Part of a data file

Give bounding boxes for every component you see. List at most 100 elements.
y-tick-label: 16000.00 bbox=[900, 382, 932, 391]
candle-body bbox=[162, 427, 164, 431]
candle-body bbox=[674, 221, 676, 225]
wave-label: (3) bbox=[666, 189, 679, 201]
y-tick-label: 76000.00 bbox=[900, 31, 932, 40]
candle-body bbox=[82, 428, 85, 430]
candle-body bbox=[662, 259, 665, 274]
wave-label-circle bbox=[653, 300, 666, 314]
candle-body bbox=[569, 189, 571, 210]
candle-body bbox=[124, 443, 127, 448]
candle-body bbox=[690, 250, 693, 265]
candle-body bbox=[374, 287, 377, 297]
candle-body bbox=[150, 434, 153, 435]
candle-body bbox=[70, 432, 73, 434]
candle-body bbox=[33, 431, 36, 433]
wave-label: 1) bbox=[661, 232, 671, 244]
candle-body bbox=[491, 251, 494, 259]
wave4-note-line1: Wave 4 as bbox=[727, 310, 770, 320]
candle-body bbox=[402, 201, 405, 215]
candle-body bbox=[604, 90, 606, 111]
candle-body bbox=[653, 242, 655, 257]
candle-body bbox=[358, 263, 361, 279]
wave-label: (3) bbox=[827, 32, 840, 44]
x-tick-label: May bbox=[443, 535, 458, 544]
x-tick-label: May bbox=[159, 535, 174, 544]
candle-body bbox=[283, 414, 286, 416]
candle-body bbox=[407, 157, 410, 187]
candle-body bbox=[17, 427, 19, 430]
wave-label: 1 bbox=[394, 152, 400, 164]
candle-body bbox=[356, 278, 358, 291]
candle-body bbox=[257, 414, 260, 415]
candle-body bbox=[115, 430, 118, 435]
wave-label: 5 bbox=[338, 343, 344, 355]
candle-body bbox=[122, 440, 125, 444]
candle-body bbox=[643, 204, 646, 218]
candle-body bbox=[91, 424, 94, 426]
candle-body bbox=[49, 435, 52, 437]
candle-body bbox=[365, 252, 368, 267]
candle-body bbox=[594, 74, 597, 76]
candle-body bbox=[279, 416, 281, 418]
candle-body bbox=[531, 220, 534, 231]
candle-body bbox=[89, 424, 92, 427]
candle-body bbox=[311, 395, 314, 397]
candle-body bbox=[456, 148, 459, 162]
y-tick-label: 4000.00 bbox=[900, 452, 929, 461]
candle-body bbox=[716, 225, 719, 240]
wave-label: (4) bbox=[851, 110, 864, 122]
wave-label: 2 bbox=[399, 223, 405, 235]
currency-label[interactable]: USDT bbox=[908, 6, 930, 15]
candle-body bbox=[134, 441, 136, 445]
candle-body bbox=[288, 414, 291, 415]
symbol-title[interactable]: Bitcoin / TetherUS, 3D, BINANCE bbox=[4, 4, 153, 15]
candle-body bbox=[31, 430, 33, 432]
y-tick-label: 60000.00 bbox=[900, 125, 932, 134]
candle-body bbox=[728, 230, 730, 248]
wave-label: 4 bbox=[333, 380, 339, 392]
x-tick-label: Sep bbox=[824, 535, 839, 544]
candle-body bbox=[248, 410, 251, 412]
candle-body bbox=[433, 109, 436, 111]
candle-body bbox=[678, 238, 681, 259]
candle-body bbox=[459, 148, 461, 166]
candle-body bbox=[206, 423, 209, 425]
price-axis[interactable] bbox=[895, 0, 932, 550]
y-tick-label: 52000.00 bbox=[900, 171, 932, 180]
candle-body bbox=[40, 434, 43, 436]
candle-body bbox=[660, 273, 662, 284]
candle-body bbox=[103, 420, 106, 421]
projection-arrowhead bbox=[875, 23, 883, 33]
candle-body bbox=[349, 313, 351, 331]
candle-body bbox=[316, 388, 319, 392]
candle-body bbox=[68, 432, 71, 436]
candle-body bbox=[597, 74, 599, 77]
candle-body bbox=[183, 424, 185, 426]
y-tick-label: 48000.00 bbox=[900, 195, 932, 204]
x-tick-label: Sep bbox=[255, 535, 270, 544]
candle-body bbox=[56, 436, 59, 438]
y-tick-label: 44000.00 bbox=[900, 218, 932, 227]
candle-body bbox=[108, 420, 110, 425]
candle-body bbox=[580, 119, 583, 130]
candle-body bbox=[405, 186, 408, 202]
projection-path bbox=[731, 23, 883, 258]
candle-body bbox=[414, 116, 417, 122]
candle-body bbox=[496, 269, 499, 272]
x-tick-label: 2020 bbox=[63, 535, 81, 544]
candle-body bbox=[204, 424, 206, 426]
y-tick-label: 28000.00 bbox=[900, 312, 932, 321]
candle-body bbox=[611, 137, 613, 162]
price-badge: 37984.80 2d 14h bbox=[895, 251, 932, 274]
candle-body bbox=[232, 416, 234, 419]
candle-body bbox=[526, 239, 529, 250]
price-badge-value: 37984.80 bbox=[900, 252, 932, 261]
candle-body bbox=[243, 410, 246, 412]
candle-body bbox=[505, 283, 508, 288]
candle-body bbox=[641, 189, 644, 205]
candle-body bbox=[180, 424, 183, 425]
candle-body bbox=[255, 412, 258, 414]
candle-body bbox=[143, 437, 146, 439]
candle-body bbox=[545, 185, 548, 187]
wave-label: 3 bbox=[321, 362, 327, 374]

**JOB**
List each line from the rows above that has the string "price" in it.

**SOLUTION FOR THIS PROBLEM**
price-axis[interactable] bbox=[895, 0, 932, 550]
price-badge: 37984.80 2d 14h bbox=[895, 251, 932, 274]
price-badge-value: 37984.80 bbox=[900, 252, 932, 261]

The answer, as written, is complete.